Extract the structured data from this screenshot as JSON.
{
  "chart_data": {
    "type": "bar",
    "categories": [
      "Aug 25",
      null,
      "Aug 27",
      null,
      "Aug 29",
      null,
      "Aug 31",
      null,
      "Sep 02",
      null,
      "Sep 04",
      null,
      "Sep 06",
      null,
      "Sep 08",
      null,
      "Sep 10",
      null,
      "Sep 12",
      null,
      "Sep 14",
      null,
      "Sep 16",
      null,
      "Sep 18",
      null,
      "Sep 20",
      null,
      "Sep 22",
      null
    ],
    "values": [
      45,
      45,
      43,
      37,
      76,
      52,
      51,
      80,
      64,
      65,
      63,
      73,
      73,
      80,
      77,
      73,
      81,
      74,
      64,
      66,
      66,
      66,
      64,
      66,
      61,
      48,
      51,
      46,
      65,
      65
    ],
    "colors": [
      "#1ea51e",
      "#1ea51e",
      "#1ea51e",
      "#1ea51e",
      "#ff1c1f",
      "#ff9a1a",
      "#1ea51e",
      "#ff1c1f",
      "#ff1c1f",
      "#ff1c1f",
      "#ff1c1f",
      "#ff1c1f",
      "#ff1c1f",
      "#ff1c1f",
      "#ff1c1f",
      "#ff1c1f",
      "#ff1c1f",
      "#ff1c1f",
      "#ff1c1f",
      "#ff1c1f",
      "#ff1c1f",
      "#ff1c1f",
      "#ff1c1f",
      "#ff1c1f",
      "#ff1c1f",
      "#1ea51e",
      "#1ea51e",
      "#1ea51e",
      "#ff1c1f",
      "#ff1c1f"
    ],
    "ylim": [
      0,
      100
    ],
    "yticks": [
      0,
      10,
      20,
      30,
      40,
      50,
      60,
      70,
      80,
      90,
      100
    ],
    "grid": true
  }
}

● ● ●

* **Instruction**:
Above are some records; extract every one of them exactly.

* **Answer for this exercise**:
Extract the structured data from this screenshot as JSON.
{
  "chart_data": {
    "type": "bar",
    "categories": [
      "Aug 25",
      null,
      "Aug 27",
      null,
      "Aug 29",
      null,
      "Aug 31",
      null,
      "Sep 02",
      null,
      "Sep 04",
      null,
      "Sep 06",
      null,
      "Sep 08",
      null,
      "Sep 10",
      null,
      "Sep 12",
      null,
      "Sep 14",
      null,
      "Sep 16",
      null,
      "Sep 18",
      null,
      "Sep 20",
      null,
      "Sep 22",
      null
    ],
    "values": [
      45,
      45,
      43,
      37,
      76,
      52,
      51,
      80,
      64,
      65,
      63,
      73,
      73,
      80,
      77,
      73,
      81,
      74,
      64,
      66,
      66,
      66,
      64,
      66,
      61,
      48,
      51,
      46,
      65,
      65
    ],
    "colors": [
      "#1ea51e",
      "#1ea51e",
      "#1ea51e",
      "#1ea51e",
      "#ff1c1f",
      "#ff9a1a",
      "#1ea51e",
      "#ff1c1f",
      "#ff1c1f",
      "#ff1c1f",
      "#ff1c1f",
      "#ff1c1f",
      "#ff1c1f",
      "#ff1c1f",
      "#ff1c1f",
      "#ff1c1f",
      "#ff1c1f",
      "#ff1c1f",
      "#ff1c1f",
      "#ff1c1f",
      "#ff1c1f",
      "#ff1c1f",
      "#ff1c1f",
      "#ff1c1f",
      "#ff1c1f",
      "#1ea51e",
      "#1ea51e",
      "#1ea51e",
      "#ff1c1f",
      "#ff1c1f"
    ],
    "ylim": [
      0,
      100
    ],
    "yticks": [
      0,
      10,
      20,
      30,
      40,
      50,
      60,
      70,
      80,
      90,
      100
    ],
    "grid": true
  }
}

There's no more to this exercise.